Pick up the text on executable philosophy right after its last sentence and carry it forward.

=== Selected text ===
··········
Executable philosophy

“Executable philosophy” is Eliezer Yudkowsky’s term for discourse about subjects usually considered to belong to the realm of philosophy, meant to be applied to problems that arise in designing or aligning machine intelligence.

Two motivations of “executable philosophy” are as follows:

  1. We need a philosophical analysis to be “effective” in Turing’s sense: that is, the terms of the analysis must be useful in writing programs. We need ideas that we can compile and run; they must be “executable” like code is executable.

  2. We need to produce adequate answers on a time scale of years or decades, not centuries. In the entrepreneurial sense of “good execution”, we need a methodology we can execute on in a reasonable timeframe.

Some consequences:

  • We take at face value some propositions that seem extremely likely to be true in real life, like “The universe is a mathematically simple low-level unified causal process with no non-natural elements or attachments”. This is almost certainly true, so as a matter of fast entrepreneurial execution, we take it as settled and move on rather than debating it further.

  • This doesn’t mean we know how things are made of quarks, or that we instantly seize on the first theory proposed that involves quarks. Being reductionist isn’t the same as cheering for everything with a reductionist label on it; even if one particular naturalistic theory is true, most possible naturalistic theories will still be wrong.

  • Whenever we run into an issue that seems confusing, we ask “What cognitive process is executing inside our minds that feels from the inside like this confusion?”

  • Rather than asking “Is free will compatible with determinism?” we ask “What algorithm is running in our minds that feels from the inside like free will?”
··········
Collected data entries
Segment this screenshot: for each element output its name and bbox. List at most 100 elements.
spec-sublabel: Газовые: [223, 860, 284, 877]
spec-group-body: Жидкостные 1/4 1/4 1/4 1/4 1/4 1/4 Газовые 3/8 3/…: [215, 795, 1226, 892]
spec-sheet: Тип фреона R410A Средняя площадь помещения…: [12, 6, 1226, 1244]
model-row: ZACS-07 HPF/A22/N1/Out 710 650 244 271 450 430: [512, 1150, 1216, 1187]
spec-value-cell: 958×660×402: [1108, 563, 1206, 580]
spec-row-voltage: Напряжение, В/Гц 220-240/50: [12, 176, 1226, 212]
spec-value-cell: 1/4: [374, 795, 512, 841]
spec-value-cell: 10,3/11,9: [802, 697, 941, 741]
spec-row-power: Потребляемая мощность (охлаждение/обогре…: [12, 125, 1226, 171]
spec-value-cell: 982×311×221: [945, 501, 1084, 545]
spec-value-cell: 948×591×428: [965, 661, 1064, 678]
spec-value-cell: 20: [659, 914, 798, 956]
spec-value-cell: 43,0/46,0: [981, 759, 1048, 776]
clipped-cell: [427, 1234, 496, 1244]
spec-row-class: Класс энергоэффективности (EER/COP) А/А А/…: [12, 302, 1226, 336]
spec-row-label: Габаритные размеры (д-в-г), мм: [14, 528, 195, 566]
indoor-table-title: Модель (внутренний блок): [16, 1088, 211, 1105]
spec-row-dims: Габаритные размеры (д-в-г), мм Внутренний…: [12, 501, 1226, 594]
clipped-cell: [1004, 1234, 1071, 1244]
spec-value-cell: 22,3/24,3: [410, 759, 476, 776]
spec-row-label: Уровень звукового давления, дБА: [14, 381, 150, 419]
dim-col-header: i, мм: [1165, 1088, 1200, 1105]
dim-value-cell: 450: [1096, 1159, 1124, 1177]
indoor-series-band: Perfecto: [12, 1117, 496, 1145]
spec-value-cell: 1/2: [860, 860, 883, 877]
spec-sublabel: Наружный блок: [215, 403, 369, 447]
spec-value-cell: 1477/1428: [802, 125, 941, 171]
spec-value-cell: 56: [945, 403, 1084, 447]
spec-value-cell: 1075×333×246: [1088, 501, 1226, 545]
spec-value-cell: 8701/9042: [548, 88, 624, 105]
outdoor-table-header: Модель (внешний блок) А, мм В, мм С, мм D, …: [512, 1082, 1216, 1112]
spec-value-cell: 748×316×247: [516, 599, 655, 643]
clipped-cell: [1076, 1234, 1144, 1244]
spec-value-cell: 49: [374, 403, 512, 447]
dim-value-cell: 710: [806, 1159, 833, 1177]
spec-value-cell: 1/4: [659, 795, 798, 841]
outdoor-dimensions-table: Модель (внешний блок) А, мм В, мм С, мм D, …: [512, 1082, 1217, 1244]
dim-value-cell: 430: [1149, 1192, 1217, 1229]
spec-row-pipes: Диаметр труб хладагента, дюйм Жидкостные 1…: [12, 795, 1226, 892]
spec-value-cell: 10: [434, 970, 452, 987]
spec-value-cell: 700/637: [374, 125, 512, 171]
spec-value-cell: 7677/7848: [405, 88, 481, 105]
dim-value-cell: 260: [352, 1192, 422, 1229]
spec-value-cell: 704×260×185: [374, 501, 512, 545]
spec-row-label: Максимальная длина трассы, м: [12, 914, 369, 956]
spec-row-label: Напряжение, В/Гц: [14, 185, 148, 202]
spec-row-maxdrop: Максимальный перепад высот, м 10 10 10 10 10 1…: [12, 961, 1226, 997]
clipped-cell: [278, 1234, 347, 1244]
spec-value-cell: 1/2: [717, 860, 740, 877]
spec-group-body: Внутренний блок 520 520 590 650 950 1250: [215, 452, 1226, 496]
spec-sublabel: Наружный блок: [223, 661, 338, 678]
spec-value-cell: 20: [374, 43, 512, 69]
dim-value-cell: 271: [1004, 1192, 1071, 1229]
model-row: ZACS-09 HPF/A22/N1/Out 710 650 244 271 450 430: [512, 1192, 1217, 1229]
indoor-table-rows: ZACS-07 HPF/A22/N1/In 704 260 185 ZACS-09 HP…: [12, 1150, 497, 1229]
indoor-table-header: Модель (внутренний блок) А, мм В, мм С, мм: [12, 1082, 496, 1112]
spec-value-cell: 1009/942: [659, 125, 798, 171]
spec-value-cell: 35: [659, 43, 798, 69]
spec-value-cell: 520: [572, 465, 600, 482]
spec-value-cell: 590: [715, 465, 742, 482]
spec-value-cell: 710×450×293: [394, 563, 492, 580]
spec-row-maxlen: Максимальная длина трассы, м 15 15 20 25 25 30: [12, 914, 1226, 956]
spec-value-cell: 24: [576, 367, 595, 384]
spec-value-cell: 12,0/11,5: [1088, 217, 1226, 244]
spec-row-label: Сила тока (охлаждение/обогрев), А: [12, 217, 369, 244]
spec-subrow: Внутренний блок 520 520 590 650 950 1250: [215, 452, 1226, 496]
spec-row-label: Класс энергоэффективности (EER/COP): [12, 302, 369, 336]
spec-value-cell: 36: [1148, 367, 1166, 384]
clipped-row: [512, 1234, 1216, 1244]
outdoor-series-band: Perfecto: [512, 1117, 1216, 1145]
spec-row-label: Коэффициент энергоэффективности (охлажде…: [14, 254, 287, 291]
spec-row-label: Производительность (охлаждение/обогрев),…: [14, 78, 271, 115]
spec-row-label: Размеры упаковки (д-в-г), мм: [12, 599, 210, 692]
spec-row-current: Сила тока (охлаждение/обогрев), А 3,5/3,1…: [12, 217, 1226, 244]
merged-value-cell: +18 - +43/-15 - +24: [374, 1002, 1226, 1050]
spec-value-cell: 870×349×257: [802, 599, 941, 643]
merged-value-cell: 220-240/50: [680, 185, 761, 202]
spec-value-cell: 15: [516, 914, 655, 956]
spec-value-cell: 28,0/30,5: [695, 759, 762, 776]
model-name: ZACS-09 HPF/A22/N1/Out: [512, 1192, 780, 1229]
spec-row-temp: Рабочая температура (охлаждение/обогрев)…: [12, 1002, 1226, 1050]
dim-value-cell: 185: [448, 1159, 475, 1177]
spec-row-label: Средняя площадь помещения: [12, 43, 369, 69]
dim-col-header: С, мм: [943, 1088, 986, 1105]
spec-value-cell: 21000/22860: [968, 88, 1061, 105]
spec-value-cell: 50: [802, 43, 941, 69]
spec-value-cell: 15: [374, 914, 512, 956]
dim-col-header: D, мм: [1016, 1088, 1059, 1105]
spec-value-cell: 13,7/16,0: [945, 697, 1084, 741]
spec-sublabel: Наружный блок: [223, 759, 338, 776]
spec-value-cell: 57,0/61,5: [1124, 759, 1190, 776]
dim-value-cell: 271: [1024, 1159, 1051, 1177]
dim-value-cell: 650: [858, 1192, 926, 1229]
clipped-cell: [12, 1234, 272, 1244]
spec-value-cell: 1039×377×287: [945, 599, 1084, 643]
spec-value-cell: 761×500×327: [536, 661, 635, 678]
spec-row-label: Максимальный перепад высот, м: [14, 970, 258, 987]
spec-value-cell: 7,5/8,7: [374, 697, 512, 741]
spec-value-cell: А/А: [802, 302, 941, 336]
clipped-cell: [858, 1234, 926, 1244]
··········
=== In response ===
    • If we start out in a state of confusion or ignorance, then there might or not be such a thing as free will, and there might or might not be a coherent concept to describe the thing that does or doesn’t exist, but we are definitely and in reality executing some discoverable way of thinking that corresponds to this feeling of confusion. By asking the question on these grounds, we guarantee that it is answerable eventually.

  • This process terminates when the issue no longer feels confusing, not when a position sounds very persuasive.

  • “Confusion exists in the map, not in the territory; if I don’t know whether a coin has landed heads or tails, that is a fact about my state of mind, not a fact about the coin. There can be mysterious questions but not mysterious answers.”

  • We do not accept as satisfactory an argument that, e.g., humans would have evolved to feel a sense of free will because this was socially useful. This still takes a “sense of free will” as an unreduced black box, and argues about some prior cause of this feeling. We want to know which cognitive algorithm is executing that feels from the inside like this sense. We want to learn the internals of the black box, not cheer on an argument that some reductionist process caused the black box to be there.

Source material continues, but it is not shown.